■ TASK INSTRUCTIONS:
Restate the entire listing word for word.

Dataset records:
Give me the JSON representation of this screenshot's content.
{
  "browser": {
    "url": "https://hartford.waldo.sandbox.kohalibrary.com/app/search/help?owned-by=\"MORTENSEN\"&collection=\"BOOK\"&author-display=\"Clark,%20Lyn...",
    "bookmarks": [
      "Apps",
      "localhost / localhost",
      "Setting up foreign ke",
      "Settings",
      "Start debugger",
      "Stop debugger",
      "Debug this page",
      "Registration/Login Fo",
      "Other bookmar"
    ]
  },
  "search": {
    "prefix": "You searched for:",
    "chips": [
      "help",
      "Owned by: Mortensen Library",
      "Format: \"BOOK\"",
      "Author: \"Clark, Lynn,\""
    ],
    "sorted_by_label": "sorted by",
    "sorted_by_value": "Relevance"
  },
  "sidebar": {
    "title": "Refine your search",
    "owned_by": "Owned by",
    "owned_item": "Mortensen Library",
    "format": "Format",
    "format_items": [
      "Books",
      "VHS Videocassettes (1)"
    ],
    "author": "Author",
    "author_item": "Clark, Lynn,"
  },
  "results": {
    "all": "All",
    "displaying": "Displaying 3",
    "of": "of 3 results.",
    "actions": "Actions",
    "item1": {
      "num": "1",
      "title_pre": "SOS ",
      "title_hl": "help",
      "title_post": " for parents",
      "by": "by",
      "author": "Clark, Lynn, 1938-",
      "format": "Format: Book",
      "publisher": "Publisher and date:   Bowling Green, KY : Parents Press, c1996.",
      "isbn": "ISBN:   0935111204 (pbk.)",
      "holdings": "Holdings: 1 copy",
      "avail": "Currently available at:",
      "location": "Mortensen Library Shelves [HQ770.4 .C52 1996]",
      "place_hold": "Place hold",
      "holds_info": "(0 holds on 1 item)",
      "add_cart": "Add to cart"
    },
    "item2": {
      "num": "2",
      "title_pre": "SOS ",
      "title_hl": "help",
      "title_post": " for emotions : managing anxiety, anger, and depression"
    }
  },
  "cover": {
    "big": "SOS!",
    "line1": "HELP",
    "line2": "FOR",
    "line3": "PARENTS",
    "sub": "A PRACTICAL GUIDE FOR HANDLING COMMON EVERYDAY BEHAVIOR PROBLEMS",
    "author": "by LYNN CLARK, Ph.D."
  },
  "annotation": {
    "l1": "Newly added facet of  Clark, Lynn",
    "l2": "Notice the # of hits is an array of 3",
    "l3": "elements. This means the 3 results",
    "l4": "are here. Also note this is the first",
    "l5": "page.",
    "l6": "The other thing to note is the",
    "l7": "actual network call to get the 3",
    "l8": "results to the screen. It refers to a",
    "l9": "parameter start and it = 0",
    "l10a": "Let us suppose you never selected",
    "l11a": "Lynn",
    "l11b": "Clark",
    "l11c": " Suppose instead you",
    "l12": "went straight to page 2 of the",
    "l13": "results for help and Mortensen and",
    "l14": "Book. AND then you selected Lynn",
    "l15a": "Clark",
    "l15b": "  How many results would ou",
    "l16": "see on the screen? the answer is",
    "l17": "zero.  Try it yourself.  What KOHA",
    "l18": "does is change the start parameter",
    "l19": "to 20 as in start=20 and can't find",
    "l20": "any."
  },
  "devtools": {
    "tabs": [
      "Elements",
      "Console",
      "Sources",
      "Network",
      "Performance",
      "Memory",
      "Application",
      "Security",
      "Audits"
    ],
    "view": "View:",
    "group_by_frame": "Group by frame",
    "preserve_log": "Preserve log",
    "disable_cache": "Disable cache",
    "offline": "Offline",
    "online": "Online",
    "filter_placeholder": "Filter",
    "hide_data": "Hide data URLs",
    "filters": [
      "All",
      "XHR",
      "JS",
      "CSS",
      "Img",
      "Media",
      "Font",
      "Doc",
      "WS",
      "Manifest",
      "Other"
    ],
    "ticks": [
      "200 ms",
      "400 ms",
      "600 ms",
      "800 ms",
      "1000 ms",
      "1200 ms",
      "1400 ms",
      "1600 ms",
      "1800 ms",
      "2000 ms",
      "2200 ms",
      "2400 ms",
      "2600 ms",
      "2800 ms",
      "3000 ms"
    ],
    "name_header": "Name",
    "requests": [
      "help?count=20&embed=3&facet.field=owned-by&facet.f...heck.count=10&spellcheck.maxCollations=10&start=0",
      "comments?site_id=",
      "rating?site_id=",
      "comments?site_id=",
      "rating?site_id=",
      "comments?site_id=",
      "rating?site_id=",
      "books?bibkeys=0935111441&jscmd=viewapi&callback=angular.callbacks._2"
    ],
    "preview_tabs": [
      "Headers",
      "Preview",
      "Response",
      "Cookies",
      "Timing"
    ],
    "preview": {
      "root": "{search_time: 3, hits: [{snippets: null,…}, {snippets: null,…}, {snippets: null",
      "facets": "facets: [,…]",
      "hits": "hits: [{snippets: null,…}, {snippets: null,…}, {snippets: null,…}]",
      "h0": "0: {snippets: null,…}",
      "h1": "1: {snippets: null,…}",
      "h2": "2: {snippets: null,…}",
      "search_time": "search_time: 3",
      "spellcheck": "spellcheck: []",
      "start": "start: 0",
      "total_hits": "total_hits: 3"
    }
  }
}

■ SOLUTION TO THE EXERCISE:
Give me the JSON representation of this screenshot's content.
{
  "browser": {
    "url": "https://hartford.waldo.sandbox.kohalibrary.com/app/search/help?owned-by=\"MORTENSEN\"&collection=\"BOOK\"&author-display=\"Clark,%20Lyn...",
    "bookmarks": [
      "Apps",
      "localhost / localhost",
      "Setting up foreign ke",
      "Settings",
      "Start debugger",
      "Stop debugger",
      "Debug this page",
      "Registration/Login Fo",
      "Other bookmar"
    ]
  },
  "search": {
    "prefix": "You searched for:",
    "chips": [
      "help",
      "Owned by: Mortensen Library",
      "Format: \"BOOK\"",
      "Author: \"Clark, Lynn,\""
    ],
    "sorted_by_label": "sorted by",
    "sorted_by_value": "Relevance"
  },
  "sidebar": {
    "title": "Refine your search",
    "owned_by": "Owned by",
    "owned_item": "Mortensen Library",
    "format": "Format",
    "format_items": [
      "Books",
      "VHS Videocassettes (1)"
    ],
    "author": "Author",
    "author_item": "Clark, Lynn,"
  },
  "results": {
    "all": "All",
    "displaying": "Displaying 3",
    "of": "of 3 results.",
    "actions": "Actions",
    "item1": {
      "num": "1",
      "title_pre": "SOS ",
      "title_hl": "help",
      "title_post": " for parents",
      "by": "by",
      "author": "Clark, Lynn, 1938-",
      "format": "Format: Book",
      "publisher": "Publisher and date:   Bowling Green, KY : Parents Press, c1996.",
      "isbn": "ISBN:   0935111204 (pbk.)",
      "holdings": "Holdings: 1 copy",
      "avail": "Currently available at:",
      "location": "Mortensen Library Shelves [HQ770.4 .C52 1996]",
      "place_hold": "Place hold",
      "holds_info": "(0 holds on 1 item)",
      "add_cart": "Add to cart"
    },
    "item2": {
      "num": "2",
      "title_pre": "SOS ",
      "title_hl": "help",
      "title_post": " for emotions : managing anxiety, anger, and depression"
    }
  },
  "cover": {
    "big": "SOS!",
    "line1": "HELP",
    "line2": "FOR",
    "line3": "PARENTS",
    "sub": "A PRACTICAL GUIDE FOR HANDLING COMMON EVERYDAY BEHAVIOR PROBLEMS",
    "author": "by LYNN CLARK, Ph.D."
  },
  "annotation": {
    "l1": "Newly added facet of  Clark, Lynn",
    "l2": "Notice the # of hits is an array of 3",
    "l3": "elements. This means the 3 results",
    "l4": "are here. Also note this is the first",
    "l5": "page.",
    "l6": "The other thing to note is the",
    "l7": "actual network call to get the 3",
    "l8": "results to the screen. It refers to a",
    "l9": "parameter start and it = 0",
    "l10a": "Let us suppose you never selected",
    "l11a": "Lynn",
    "l11b": "Clark",
    "l11c": " Suppose instead you",
    "l12": "went straight to page 2 of the",
    "l13": "results for help and Mortensen and",
    "l14": "Book. AND then you selected Lynn",
    "l15a": "Clark",
    "l15b": "  How many results would ou",
    "l16": "see on the screen? the answer is",
    "l17": "zero.  Try it yourself.  What KOHA",
    "l18": "does is change the start parameter",
    "l19": "to 20 as in start=20 and can't find",
    "l20": "any."
  },
  "devtools": {
    "tabs": [
      "Elements",
      "Console",
      "Sources",
      "Network",
      "Performance",
      "Memory",
      "Application",
      "Security",
      "Audits"
    ],
    "view": "View:",
    "group_by_frame": "Group by frame",
    "preserve_log": "Preserve log",
    "disable_cache": "Disable cache",
    "offline": "Offline",
    "online": "Online",
    "filter_placeholder": "Filter",
    "hide_data": "Hide data URLs",
    "filters": [
      "All",
      "XHR",
      "JS",
      "CSS",
      "Img",
      "Media",
      "Font",
      "Doc",
      "WS",
      "Manifest",
      "Other"
    ],
    "ticks": [
      "200 ms",
      "400 ms",
      "600 ms",
      "800 ms",
      "1000 ms",
      "1200 ms",
      "1400 ms",
      "1600 ms",
      "1800 ms",
      "2000 ms",
      "2200 ms",
      "2400 ms",
      "2600 ms",
      "2800 ms",
      "3000 ms"
    ],
    "name_header": "Name",
    "requests": [
      "help?count=20&embed=3&facet.field=owned-by&facet.f...heck.count=10&spellcheck.maxCollations=10&start=0",
      "comments?site_id=",
      "rating?site_id=",
      "comments?site_id=",
      "rating?site_id=",
      "comments?site_id=",
      "rating?site_id=",
      "books?bibkeys=0935111441&jscmd=viewapi&callback=angular.callbacks._2"
    ],
    "preview_tabs": [
      "Headers",
      "Preview",
      "Response",
      "Cookies",
      "Timing"
    ],
    "preview": {
      "root": "{search_time: 3, hits: [{snippets: null,…}, {snippets: null,…}, {snippets: null",
      "facets": "facets: [,…]",
      "hits": "hits: [{snippets: null,…}, {snippets: null,…}, {snippets: null,…}]",
      "h0": "0: {snippets: null,…}",
      "h1": "1: {snippets: null,…}",
      "h2": "2: {snippets: null,…}",
      "search_time": "search_time: 3",
      "spellcheck": "spellcheck: []",
      "start": "start: 0",
      "total_hits": "total_hits: 3"
    }
  }
}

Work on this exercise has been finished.